━━━━━ EXERCISE INPUTS
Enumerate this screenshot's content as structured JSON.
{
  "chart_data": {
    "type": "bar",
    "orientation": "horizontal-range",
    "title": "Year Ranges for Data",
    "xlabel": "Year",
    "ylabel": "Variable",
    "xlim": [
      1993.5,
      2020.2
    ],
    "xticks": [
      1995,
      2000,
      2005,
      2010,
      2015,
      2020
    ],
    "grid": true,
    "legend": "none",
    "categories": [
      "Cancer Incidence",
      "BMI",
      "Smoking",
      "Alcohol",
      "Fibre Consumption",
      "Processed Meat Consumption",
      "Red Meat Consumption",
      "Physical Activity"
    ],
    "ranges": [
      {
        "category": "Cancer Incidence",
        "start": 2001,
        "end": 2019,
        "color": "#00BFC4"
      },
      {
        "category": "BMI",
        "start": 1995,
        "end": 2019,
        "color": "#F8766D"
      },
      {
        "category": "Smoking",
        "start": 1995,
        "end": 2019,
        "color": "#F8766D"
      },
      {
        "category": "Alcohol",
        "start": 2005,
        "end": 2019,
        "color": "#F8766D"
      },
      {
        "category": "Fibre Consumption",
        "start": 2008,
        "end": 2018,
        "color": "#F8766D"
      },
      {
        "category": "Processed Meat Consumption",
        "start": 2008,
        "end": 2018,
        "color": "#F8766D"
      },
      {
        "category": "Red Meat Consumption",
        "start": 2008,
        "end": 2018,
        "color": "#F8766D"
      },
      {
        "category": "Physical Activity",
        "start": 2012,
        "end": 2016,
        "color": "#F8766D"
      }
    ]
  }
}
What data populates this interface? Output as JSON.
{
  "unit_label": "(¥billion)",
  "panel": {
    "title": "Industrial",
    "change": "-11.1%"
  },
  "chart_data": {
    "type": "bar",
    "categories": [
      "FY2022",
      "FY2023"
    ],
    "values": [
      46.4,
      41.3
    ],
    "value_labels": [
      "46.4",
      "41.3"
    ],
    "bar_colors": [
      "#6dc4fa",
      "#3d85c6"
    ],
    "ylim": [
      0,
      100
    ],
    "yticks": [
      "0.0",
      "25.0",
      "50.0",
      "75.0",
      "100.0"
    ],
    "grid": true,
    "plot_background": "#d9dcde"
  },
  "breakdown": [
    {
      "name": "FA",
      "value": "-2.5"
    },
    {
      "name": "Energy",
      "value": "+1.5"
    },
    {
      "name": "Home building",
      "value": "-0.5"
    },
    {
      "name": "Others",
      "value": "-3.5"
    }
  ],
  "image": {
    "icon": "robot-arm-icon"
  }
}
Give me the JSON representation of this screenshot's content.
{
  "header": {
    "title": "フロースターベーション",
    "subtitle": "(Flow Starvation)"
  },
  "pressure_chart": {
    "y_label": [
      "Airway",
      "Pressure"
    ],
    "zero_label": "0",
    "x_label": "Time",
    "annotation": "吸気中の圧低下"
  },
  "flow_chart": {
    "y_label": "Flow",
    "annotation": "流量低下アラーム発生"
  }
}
━━━━━━━━━━
> _AIM OF THE TASK_: Emit the records above again, exactly, with no line skipped.

> _TASK ANSWER_:
Enumerate this screenshot's content as structured JSON.
{
  "chart_data": {
    "type": "bar",
    "orientation": "horizontal-range",
    "title": "Year Ranges for Data",
    "xlabel": "Year",
    "ylabel": "Variable",
    "xlim": [
      1993.5,
      2020.2
    ],
    "xticks": [
      1995,
      2000,
      2005,
      2010,
      2015,
      2020
    ],
    "grid": true,
    "legend": "none",
    "categories": [
      "Cancer Incidence",
      "BMI",
      "Smoking",
      "Alcohol",
      "Fibre Consumption",
      "Processed Meat Consumption",
      "Red Meat Consumption",
      "Physical Activity"
    ],
    "ranges": [
      {
        "category": "Cancer Incidence",
        "start": 2001,
        "end": 2019,
        "color": "#00BFC4"
      },
      {
        "category": "BMI",
        "start": 1995,
        "end": 2019,
        "color": "#F8766D"
      },
      {
        "category": "Smoking",
        "start": 1995,
        "end": 2019,
        "color": "#F8766D"
      },
      {
        "category": "Alcohol",
        "start": 2005,
        "end": 2019,
        "color": "#F8766D"
      },
      {
        "category": "Fibre Consumption",
        "start": 2008,
        "end": 2018,
        "color": "#F8766D"
      },
      {
        "category": "Processed Meat Consumption",
        "start": 2008,
        "end": 2018,
        "color": "#F8766D"
      },
      {
        "category": "Red Meat Consumption",
        "start": 2008,
        "end": 2018,
        "color": "#F8766D"
      },
      {
        "category": "Physical Activity",
        "start": 2012,
        "end": 2016,
        "color": "#F8766D"
      }
    ]
  }
}
What data populates this interface? Output as JSON.
{
  "unit_label": "(¥billion)",
  "panel": {
    "title": "Industrial",
    "change": "-11.1%"
  },
  "chart_data": {
    "type": "bar",
    "categories": [
      "FY2022",
      "FY2023"
    ],
    "values": [
      46.4,
      41.3
    ],
    "value_labels": [
      "46.4",
      "41.3"
    ],
    "bar_colors": [
      "#6dc4fa",
      "#3d85c6"
    ],
    "ylim": [
      0,
      100
    ],
    "yticks": [
      "0.0",
      "25.0",
      "50.0",
      "75.0",
      "100.0"
    ],
    "grid": true,
    "plot_background": "#d9dcde"
  },
  "breakdown": [
    {
      "name": "FA",
      "value": "-2.5"
    },
    {
      "name": "Energy",
      "value": "+1.5"
    },
    {
      "name": "Home building",
      "value": "-0.5"
    },
    {
      "name": "Others",
      "value": "-3.5"
    }
  ],
  "image": {
    "icon": "robot-arm-icon"
  }
}
Give me the JSON representation of this screenshot's content.
{
  "header": {
    "title": "フロースターベーション",
    "subtitle": "(Flow Starvation)"
  },
  "pressure_chart": {
    "y_label": [
      "Airway",
      "Pressure"
    ],
    "zero_label": "0",
    "x_label": "Time",
    "annotation": "吸気中の圧低下"
  },
  "flow_chart": {
    "y_label": "Flow",
    "annotation": "流量低下アラーム発生"
  }
}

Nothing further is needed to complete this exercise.